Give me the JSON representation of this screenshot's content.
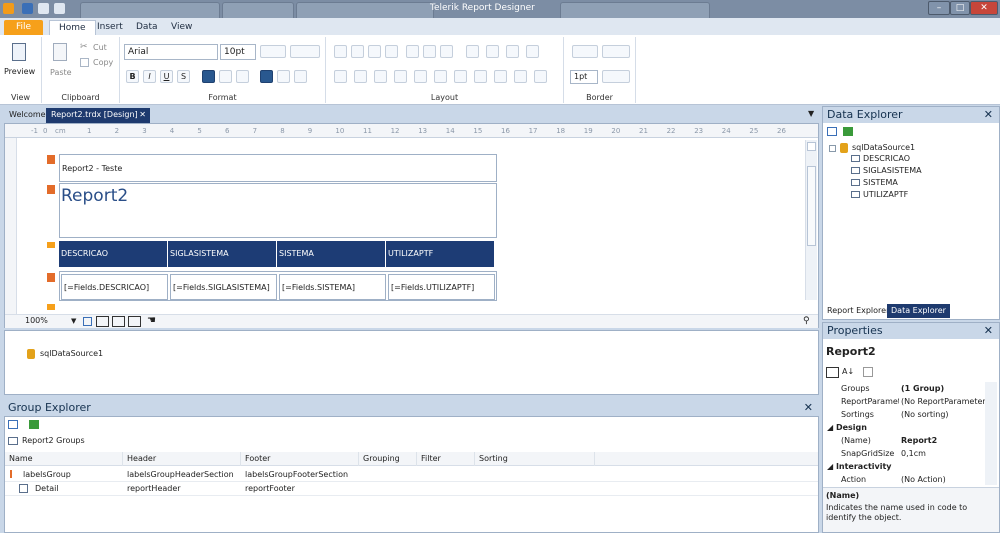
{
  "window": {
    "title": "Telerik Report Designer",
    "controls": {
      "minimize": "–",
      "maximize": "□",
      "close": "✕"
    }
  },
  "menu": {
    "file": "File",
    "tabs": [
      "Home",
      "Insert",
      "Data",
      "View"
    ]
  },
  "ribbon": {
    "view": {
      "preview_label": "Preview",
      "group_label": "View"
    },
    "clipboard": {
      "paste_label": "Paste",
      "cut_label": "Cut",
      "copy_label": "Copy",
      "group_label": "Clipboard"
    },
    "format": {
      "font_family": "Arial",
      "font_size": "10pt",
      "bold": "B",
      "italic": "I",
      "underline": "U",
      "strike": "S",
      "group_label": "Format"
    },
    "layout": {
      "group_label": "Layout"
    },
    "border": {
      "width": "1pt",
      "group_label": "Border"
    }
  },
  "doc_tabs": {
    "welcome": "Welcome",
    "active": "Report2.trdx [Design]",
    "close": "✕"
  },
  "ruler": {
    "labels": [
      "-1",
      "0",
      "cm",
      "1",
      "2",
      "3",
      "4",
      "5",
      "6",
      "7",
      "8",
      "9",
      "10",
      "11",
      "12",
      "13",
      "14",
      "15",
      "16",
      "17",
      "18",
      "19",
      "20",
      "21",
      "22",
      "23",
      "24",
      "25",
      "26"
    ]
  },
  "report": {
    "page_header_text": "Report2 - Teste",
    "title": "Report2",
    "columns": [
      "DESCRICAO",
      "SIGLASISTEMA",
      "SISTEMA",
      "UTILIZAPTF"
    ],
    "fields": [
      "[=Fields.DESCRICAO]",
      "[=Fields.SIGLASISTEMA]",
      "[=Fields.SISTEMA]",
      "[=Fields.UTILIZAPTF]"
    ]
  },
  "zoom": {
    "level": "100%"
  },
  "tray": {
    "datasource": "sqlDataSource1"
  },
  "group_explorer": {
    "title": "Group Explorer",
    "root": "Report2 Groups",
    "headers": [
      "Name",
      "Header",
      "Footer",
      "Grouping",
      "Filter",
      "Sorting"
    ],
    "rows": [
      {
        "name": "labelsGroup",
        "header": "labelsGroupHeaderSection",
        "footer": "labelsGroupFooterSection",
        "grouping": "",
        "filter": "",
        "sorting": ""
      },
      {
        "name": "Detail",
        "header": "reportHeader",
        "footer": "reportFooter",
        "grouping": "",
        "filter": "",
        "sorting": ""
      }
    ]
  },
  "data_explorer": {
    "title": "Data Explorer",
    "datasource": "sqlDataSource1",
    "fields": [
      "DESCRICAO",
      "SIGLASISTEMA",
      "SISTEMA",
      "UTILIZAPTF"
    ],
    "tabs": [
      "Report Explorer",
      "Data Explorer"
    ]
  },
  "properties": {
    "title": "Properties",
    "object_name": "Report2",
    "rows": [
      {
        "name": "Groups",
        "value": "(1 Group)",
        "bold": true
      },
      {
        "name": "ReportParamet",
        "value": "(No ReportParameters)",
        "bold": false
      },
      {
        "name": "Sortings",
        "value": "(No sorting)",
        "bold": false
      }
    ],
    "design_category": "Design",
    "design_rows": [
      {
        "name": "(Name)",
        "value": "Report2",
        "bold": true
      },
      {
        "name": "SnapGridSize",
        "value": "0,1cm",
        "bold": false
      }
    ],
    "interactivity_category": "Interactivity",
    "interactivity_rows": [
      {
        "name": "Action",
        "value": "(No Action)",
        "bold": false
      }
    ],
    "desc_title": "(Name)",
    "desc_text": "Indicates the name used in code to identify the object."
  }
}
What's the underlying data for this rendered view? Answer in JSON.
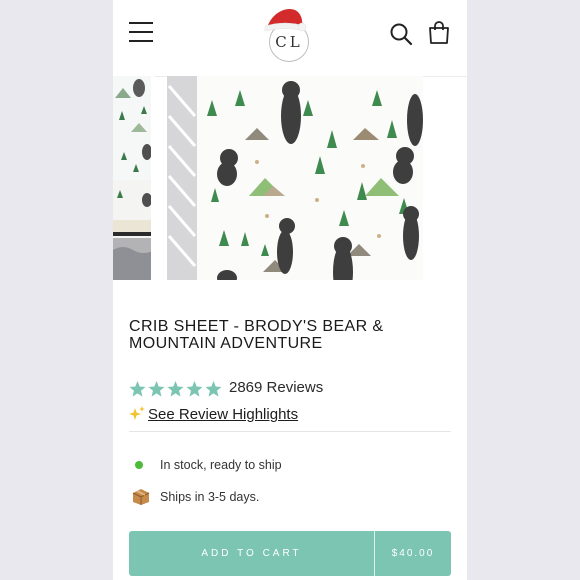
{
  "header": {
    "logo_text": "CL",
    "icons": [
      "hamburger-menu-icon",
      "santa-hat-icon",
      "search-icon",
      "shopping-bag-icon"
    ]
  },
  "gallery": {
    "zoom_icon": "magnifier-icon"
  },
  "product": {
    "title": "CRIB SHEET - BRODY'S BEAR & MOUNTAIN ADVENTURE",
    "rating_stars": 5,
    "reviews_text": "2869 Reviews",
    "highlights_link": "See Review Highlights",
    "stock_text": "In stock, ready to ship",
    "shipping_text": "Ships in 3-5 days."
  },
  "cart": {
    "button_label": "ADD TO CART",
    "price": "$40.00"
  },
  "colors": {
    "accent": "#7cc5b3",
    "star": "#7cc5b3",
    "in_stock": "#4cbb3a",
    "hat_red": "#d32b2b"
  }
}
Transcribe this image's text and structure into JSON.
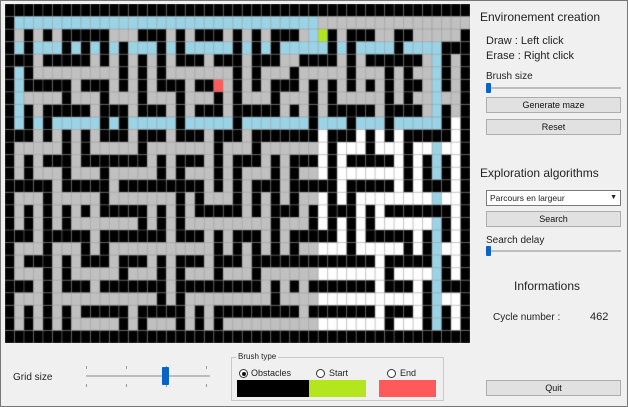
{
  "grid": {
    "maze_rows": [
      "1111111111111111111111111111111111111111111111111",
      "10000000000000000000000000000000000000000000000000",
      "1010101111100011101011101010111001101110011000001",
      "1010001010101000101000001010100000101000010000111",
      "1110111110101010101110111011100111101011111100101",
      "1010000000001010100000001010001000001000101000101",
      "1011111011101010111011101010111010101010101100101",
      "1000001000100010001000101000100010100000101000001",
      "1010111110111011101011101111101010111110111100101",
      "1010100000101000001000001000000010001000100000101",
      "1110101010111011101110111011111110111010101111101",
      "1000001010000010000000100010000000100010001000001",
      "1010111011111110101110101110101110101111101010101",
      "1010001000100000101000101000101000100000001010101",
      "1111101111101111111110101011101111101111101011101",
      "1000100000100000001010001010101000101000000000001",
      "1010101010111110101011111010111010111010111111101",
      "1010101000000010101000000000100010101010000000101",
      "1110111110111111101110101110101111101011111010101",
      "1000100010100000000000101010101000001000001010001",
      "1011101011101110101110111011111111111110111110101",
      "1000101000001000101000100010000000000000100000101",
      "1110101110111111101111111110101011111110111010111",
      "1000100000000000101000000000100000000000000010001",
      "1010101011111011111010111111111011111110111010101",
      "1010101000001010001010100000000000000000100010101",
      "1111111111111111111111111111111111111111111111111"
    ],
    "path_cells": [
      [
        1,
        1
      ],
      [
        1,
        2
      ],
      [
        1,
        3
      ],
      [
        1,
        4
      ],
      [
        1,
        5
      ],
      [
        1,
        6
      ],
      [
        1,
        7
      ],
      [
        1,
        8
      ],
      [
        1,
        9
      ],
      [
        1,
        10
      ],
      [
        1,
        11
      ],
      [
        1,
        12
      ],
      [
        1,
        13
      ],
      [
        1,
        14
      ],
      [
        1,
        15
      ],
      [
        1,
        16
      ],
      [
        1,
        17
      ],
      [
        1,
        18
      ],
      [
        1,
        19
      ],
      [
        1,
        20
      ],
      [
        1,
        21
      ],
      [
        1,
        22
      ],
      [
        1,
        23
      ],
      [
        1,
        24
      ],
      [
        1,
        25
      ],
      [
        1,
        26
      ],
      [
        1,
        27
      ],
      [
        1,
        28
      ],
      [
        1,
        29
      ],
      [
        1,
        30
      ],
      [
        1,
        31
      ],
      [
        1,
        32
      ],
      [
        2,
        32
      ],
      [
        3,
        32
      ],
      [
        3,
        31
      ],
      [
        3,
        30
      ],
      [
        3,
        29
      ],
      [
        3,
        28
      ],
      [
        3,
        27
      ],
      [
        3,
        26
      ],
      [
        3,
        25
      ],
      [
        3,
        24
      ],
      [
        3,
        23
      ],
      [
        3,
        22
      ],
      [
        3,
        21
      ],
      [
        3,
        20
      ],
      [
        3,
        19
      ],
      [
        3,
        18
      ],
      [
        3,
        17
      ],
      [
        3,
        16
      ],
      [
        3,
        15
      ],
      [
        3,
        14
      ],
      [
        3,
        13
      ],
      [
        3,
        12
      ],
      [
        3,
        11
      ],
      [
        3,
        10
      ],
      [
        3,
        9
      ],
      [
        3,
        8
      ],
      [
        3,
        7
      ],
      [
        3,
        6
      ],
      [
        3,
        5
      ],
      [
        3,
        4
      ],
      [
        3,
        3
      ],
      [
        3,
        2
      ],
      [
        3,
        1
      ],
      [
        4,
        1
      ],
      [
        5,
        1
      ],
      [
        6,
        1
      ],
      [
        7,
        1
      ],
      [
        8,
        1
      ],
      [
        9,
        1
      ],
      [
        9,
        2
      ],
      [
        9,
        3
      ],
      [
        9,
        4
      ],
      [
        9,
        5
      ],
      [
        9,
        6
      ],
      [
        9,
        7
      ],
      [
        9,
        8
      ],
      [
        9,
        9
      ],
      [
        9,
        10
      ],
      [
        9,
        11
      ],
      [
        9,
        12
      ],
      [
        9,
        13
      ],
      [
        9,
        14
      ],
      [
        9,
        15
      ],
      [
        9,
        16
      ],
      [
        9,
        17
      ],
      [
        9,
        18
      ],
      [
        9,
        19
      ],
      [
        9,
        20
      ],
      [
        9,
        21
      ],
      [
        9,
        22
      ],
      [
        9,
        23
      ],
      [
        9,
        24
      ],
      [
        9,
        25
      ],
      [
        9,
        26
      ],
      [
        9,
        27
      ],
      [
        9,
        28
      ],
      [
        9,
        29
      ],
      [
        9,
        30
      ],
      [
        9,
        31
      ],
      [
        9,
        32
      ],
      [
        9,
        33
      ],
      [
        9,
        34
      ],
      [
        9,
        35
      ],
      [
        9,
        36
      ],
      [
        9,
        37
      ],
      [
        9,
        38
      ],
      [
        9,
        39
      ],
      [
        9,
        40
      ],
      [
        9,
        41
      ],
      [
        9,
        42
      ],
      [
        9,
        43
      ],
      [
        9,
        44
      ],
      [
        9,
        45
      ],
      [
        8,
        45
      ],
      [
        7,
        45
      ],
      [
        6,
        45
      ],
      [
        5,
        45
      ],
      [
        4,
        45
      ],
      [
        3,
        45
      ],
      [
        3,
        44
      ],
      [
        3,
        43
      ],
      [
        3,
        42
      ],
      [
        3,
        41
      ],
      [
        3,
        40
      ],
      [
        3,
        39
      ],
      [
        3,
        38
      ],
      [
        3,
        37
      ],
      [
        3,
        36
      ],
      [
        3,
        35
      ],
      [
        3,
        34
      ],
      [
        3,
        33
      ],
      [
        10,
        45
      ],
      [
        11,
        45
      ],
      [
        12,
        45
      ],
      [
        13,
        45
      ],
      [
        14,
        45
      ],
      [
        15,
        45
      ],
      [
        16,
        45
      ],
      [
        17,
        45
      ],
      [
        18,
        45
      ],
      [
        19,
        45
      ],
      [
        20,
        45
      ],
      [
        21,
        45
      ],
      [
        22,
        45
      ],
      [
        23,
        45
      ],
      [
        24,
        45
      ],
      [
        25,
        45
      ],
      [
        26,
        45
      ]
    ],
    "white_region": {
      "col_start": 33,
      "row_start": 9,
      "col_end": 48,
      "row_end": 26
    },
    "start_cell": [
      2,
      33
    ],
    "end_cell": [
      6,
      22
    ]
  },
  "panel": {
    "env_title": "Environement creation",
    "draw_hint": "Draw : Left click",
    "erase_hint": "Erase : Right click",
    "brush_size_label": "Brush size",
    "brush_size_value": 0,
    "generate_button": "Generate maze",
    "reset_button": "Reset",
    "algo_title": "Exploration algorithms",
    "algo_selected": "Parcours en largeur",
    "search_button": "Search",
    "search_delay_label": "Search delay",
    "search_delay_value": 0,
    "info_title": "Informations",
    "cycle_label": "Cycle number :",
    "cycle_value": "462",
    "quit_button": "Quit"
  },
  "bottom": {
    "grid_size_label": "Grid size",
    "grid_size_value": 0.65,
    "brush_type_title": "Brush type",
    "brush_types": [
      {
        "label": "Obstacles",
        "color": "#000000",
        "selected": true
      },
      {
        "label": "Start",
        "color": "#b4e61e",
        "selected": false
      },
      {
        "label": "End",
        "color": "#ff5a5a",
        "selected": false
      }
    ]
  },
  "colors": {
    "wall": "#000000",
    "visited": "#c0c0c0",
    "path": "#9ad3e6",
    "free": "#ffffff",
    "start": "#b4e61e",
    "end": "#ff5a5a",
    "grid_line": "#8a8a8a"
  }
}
----
# AIM
Locate the word "click" in the records above, and return each line that has it.

# THE SOLUTION
    "draw_hint": "Draw : Left click",
    "erase_hint": "Erase : Right click",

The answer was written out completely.